• [SUPPLIED RECORDS]:
[start]

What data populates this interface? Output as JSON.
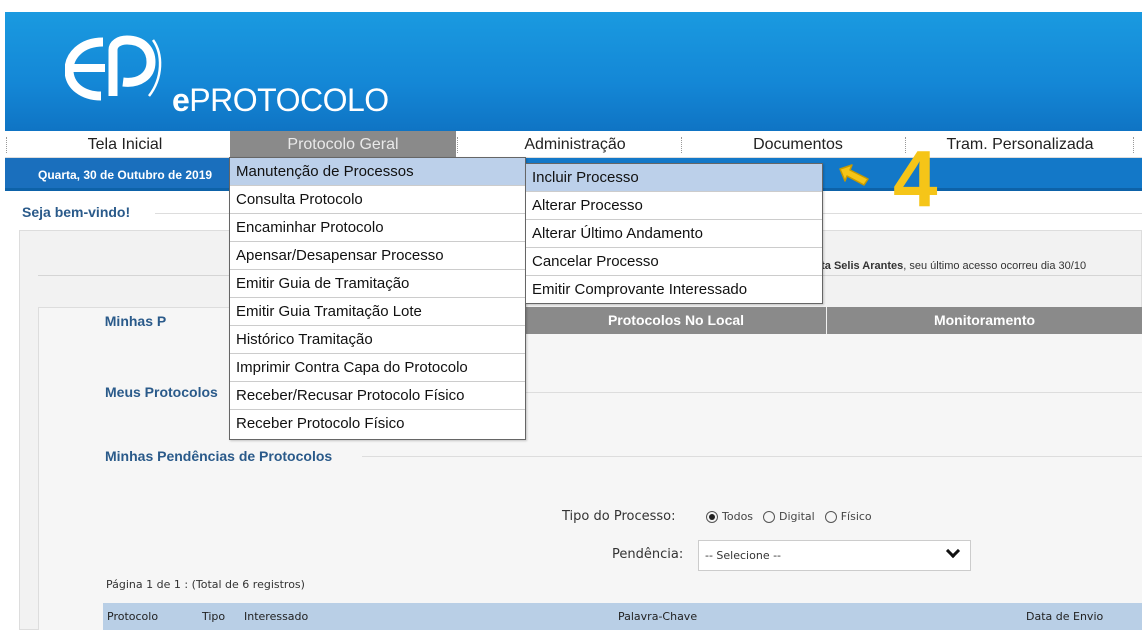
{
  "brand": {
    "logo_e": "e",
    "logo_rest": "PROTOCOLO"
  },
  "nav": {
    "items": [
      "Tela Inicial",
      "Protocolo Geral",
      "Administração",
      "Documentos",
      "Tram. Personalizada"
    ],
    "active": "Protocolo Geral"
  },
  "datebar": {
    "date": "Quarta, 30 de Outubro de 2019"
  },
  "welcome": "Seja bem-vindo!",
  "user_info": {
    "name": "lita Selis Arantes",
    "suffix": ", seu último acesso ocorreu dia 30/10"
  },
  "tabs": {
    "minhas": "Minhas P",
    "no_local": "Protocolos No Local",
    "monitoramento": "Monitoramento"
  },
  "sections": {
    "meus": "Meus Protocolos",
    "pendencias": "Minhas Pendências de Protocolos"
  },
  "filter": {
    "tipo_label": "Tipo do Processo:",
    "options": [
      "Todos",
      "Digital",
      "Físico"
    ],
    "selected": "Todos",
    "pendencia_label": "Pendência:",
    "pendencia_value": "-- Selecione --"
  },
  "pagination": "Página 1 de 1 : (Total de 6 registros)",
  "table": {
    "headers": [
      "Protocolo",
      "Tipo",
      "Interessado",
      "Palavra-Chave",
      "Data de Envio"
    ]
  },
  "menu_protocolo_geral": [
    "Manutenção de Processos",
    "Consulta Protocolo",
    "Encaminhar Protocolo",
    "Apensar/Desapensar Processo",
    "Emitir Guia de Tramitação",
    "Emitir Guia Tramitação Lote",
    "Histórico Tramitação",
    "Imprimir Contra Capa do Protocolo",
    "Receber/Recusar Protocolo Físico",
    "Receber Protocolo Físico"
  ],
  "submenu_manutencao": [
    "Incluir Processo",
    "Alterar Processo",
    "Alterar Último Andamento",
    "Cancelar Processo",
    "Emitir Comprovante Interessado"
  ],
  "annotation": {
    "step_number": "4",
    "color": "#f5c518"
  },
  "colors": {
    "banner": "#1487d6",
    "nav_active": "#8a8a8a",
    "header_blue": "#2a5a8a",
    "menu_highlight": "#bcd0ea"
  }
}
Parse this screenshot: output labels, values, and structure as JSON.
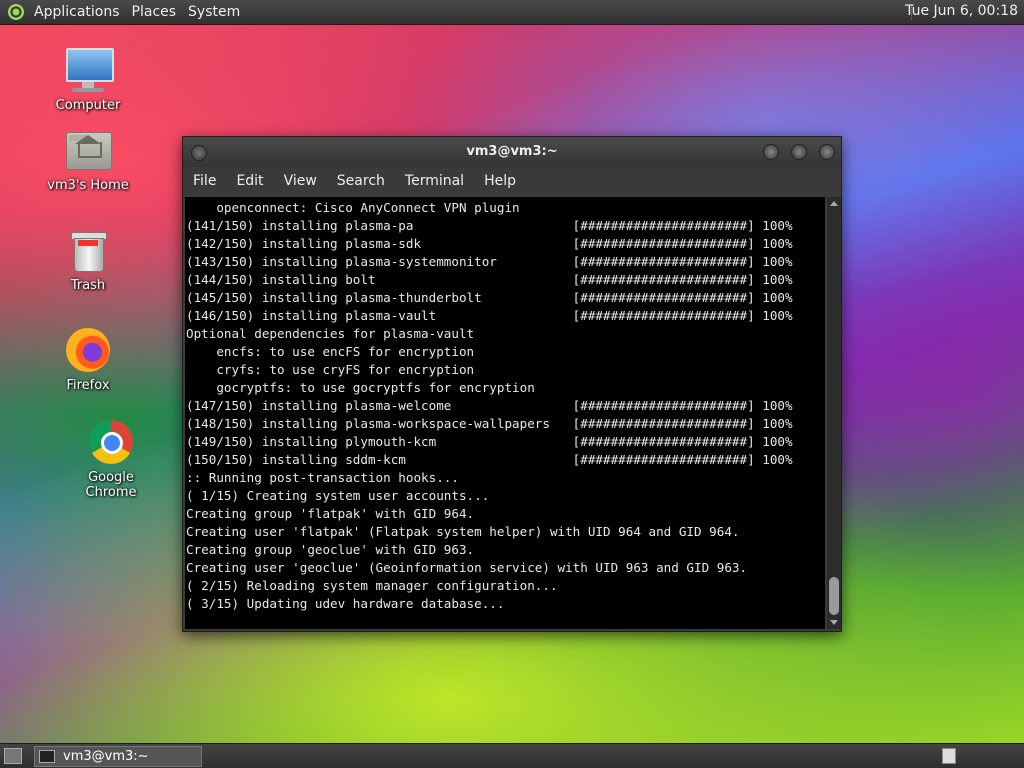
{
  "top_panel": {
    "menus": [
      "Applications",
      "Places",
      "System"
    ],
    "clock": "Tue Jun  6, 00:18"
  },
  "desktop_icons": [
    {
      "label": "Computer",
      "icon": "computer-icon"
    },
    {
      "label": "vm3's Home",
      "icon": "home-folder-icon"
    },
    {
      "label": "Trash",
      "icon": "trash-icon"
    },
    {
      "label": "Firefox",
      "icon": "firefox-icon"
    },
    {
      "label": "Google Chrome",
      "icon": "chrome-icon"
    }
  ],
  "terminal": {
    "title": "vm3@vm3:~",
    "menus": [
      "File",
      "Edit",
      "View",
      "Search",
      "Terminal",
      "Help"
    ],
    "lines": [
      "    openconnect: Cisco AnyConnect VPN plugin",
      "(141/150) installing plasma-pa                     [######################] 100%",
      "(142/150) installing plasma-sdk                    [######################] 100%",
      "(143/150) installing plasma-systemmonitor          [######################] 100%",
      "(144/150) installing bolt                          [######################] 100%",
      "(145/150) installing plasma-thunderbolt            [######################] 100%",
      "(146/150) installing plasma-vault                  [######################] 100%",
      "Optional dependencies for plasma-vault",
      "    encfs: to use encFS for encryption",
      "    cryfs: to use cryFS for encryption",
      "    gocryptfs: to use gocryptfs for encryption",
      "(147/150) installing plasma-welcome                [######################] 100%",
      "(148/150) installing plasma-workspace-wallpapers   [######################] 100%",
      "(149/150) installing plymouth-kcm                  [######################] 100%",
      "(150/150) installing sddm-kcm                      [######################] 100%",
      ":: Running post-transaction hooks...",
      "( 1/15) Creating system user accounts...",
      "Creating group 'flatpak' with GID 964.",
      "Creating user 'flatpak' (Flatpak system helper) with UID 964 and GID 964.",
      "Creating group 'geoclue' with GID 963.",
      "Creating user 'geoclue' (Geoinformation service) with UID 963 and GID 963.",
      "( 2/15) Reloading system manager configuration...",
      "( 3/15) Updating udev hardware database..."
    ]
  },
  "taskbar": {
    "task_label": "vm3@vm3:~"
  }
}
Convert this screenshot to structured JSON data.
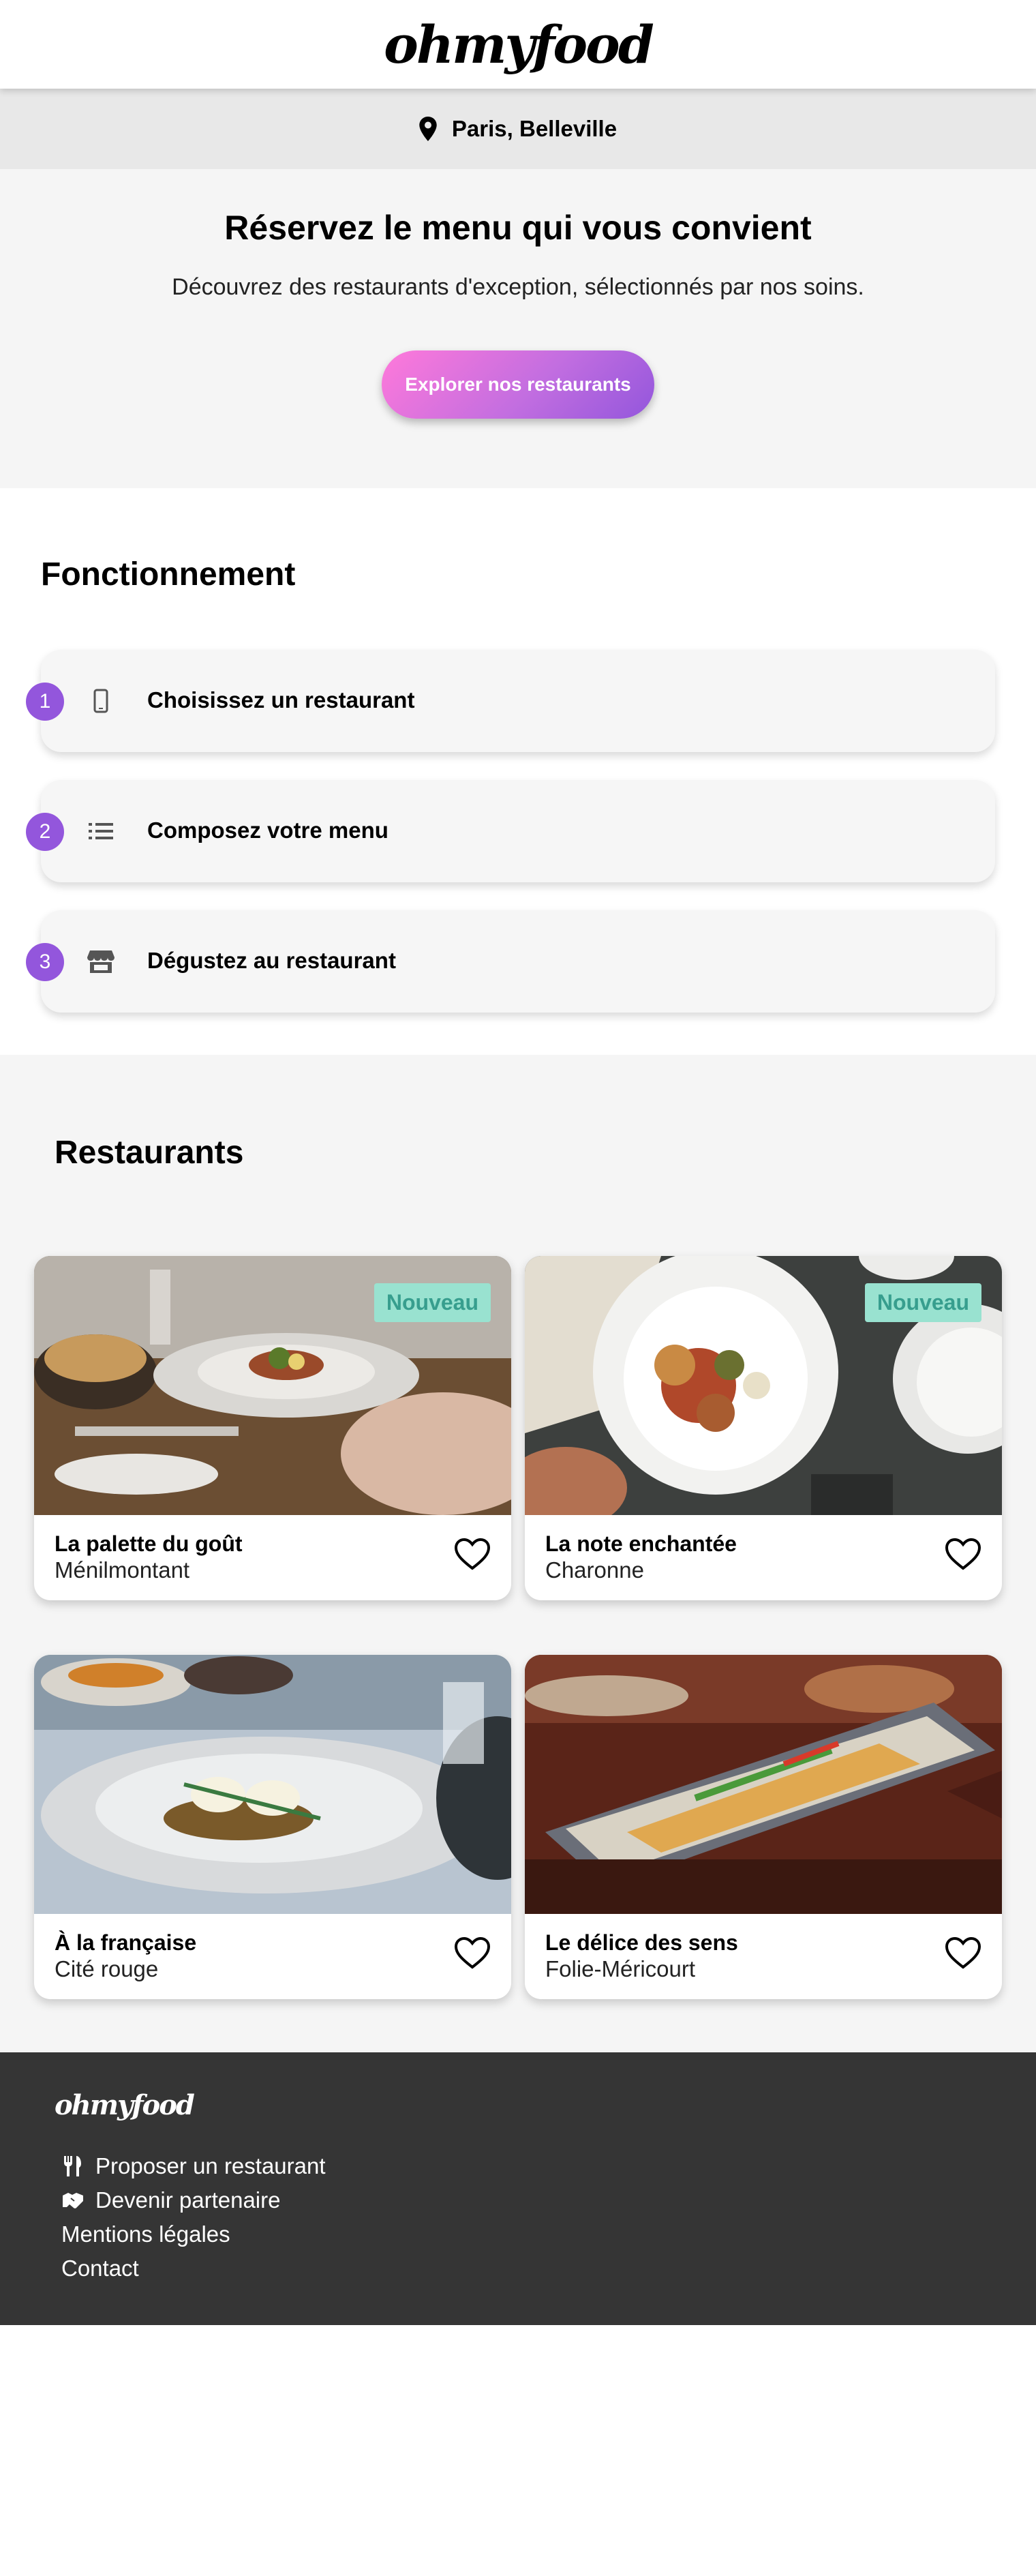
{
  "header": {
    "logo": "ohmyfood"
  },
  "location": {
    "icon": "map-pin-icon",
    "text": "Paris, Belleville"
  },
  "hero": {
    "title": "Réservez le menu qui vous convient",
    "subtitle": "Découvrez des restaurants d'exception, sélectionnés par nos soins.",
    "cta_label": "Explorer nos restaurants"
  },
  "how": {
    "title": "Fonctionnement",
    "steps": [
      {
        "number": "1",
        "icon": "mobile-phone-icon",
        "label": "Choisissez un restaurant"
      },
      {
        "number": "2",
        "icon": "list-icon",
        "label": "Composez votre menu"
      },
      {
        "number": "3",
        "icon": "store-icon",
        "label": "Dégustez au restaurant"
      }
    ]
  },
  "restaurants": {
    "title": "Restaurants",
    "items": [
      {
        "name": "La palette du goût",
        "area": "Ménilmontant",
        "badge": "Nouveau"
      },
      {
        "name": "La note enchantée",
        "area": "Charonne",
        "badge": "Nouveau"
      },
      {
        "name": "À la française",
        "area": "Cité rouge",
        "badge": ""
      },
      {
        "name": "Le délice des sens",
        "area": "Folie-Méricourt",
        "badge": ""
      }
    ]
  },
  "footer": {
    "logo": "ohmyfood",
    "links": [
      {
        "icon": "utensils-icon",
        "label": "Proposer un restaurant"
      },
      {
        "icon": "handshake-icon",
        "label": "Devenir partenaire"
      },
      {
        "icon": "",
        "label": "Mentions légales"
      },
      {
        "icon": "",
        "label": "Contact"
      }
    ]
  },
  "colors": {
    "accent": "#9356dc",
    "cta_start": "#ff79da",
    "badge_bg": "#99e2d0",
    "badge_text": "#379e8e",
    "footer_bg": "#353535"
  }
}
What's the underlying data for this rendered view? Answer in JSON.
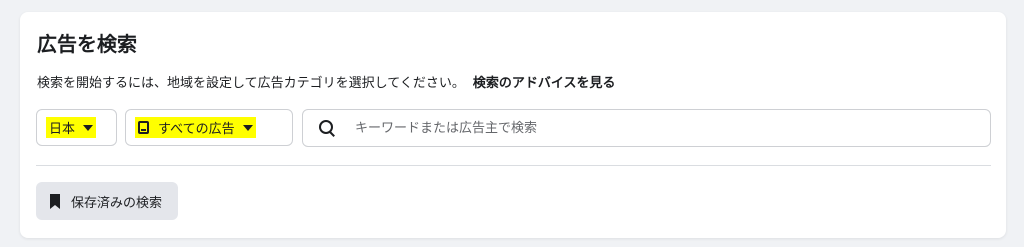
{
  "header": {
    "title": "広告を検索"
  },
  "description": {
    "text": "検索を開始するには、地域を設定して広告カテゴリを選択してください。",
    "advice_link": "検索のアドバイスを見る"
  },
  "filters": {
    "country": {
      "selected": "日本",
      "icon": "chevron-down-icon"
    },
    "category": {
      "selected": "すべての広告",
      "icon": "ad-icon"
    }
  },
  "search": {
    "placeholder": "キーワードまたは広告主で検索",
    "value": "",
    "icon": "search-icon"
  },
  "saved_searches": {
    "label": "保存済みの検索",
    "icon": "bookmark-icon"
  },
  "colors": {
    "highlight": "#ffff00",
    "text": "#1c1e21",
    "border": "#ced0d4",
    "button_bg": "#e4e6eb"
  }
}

[end]

• [DO THIS]:
Repeat everything in the records precisely. Images are excluded from the copy.

• [EXERCISE ANSWER]:
What data populates this interface? Output as JSON.
{
  "brand": {
    "logo_e": "e",
    "logo_rest": "PROTOCOLO"
  },
  "nav": {
    "items": [
      "Tela Inicial",
      "Protocolo Geral",
      "Administração",
      "Documentos",
      "Tram. Personalizada"
    ],
    "active": "Protocolo Geral"
  },
  "datebar": {
    "date": "Quarta, 30 de Outubro de 2019"
  },
  "welcome": "Seja bem-vindo!",
  "user_info": {
    "name": "lita Selis Arantes",
    "suffix": ", seu último acesso ocorreu dia 30/10"
  },
  "tabs": {
    "minhas": "Minhas P",
    "no_local": "Protocolos No Local",
    "monitoramento": "Monitoramento"
  },
  "sections": {
    "meus": "Meus Protocolos",
    "pendencias": "Minhas Pendências de Protocolos"
  },
  "filter": {
    "tipo_label": "Tipo do Processo:",
    "options": [
      "Todos",
      "Digital",
      "Físico"
    ],
    "selected": "Todos",
    "pendencia_label": "Pendência:",
    "pendencia_value": "-- Selecione --"
  },
  "pagination": "Página 1 de 1 : (Total de 6 registros)",
  "table": {
    "headers": [
      "Protocolo",
      "Tipo",
      "Interessado",
      "Palavra-Chave",
      "Data de Envio"
    ]
  },
  "menu_protocolo_geral": [
    "Manutenção de Processos",
    "Consulta Protocolo",
    "Encaminhar Protocolo",
    "Apensar/Desapensar Processo",
    "Emitir Guia de Tramitação",
    "Emitir Guia Tramitação Lote",
    "Histórico Tramitação",
    "Imprimir Contra Capa do Protocolo",
    "Receber/Recusar Protocolo Físico",
    "Receber Protocolo Físico"
  ],
  "submenu_manutencao": [
    "Incluir Processo",
    "Alterar Processo",
    "Alterar Último Andamento",
    "Cancelar Processo",
    "Emitir Comprovante Interessado"
  ],
  "annotation": {
    "step_number": "4",
    "color": "#f5c518"
  },
  "colors": {
    "banner": "#1487d6",
    "nav_active": "#8a8a8a",
    "header_blue": "#2a5a8a",
    "menu_highlight": "#bcd0ea"
  }
}
Parse this screenshot: output labels, values, and structure as JSON.
{
  "top_panel": {
    "menus": [
      "Applications",
      "Places",
      "System"
    ],
    "clock": "Tue Jun  6, 00:18"
  },
  "desktop_icons": [
    {
      "label": "Computer",
      "icon": "computer-icon"
    },
    {
      "label": "vm3's Home",
      "icon": "home-folder-icon"
    },
    {
      "label": "Trash",
      "icon": "trash-icon"
    },
    {
      "label": "Firefox",
      "icon": "firefox-icon"
    },
    {
      "label": "Google Chrome",
      "icon": "chrome-icon"
    }
  ],
  "terminal": {
    "title": "vm3@vm3:~",
    "menus": [
      "File",
      "Edit",
      "View",
      "Search",
      "Terminal",
      "Help"
    ],
    "lines": [
      "    openconnect: Cisco AnyConnect VPN plugin",
      "(141/150) installing plasma-pa                     [######################] 100%",
      "(142/150) installing plasma-sdk                    [######################] 100%",
      "(143/150) installing plasma-systemmonitor          [######################] 100%",
      "(144/150) installing bolt                          [######################] 100%",
      "(145/150) installing plasma-thunderbolt            [######################] 100%",
      "(146/150) installing plasma-vault                  [######################] 100%",
      "Optional dependencies for plasma-vault",
      "    encfs: to use encFS for encryption",
      "    cryfs: to use cryFS for encryption",
      "    gocryptfs: to use gocryptfs for encryption",
      "(147/150) installing plasma-welcome                [######################] 100%",
      "(148/150) installing plasma-workspace-wallpapers   [######################] 100%",
      "(149/150) installing plymouth-kcm                  [######################] 100%",
      "(150/150) installing sddm-kcm                      [######################] 100%",
      ":: Running post-transaction hooks...",
      "( 1/15) Creating system user accounts...",
      "Creating group 'flatpak' with GID 964.",
      "Creating user 'flatpak' (Flatpak system helper) with UID 964 and GID 964.",
      "Creating group 'geoclue' with GID 963.",
      "Creating user 'geoclue' (Geoinformation service) with UID 963 and GID 963.",
      "( 2/15) Reloading system manager configuration...",
      "( 3/15) Updating udev hardware database..."
    ]
  },
  "taskbar": {
    "task_label": "vm3@vm3:~"
  }
}
Convert this screenshot to structured JSON data.
{
  "header": {
    "logo": "ohmyfood"
  },
  "location": {
    "icon": "map-pin-icon",
    "text": "Paris, Belleville"
  },
  "hero": {
    "title": "Réservez le menu qui vous convient",
    "subtitle": "Découvrez des restaurants d'exception, sélectionnés par nos soins.",
    "cta_label": "Explorer nos restaurants"
  },
  "how": {
    "title": "Fonctionnement",
    "steps": [
      {
        "number": "1",
        "icon": "mobile-phone-icon",
        "label": "Choisissez un restaurant"
      },
      {
        "number": "2",
        "icon": "list-icon",
        "label": "Composez votre menu"
      },
      {
        "number": "3",
        "icon": "store-icon",
        "label": "Dégustez au restaurant"
      }
    ]
  },
  "restaurants": {
    "title": "Restaurants",
    "items": [
      {
        "name": "La palette du goût",
        "area": "Ménilmontant",
        "badge": "Nouveau"
      },
      {
        "name": "La note enchantée",
        "area": "Charonne",
        "badge": "Nouveau"
      },
      {
        "name": "À la française",
        "area": "Cité rouge",
        "badge": ""
      },
      {
        "name": "Le délice des sens",
        "area": "Folie-Méricourt",
        "badge": ""
      }
    ]
  },
  "footer": {
    "logo": "ohmyfood",
    "links": [
      {
        "icon": "utensils-icon",
        "label": "Proposer un restaurant"
      },
      {
        "icon": "handshake-icon",
        "label": "Devenir partenaire"
      },
      {
        "icon": "",
        "label": "Mentions légales"
      },
      {
        "icon": "",
        "label": "Contact"
      }
    ]
  },
  "colors": {
    "accent": "#9356dc",
    "cta_start": "#ff79da",
    "badge_bg": "#99e2d0",
    "badge_text": "#379e8e",
    "footer_bg": "#353535"
  }
}
What's the underlying data for this rendered view? Answer in JSON.
{
  "header": {
    "title": "広告を検索"
  },
  "description": {
    "text": "検索を開始するには、地域を設定して広告カテゴリを選択してください。",
    "advice_link": "検索のアドバイスを見る"
  },
  "filters": {
    "country": {
      "selected": "日本",
      "icon": "chevron-down-icon"
    },
    "category": {
      "selected": "すべての広告",
      "icon": "ad-icon"
    }
  },
  "search": {
    "placeholder": "キーワードまたは広告主で検索",
    "value": "",
    "icon": "search-icon"
  },
  "saved_searches": {
    "label": "保存済みの検索",
    "icon": "bookmark-icon"
  },
  "colors": {
    "highlight": "#ffff00",
    "text": "#1c1e21",
    "border": "#ced0d4",
    "button_bg": "#e4e6eb"
  }
}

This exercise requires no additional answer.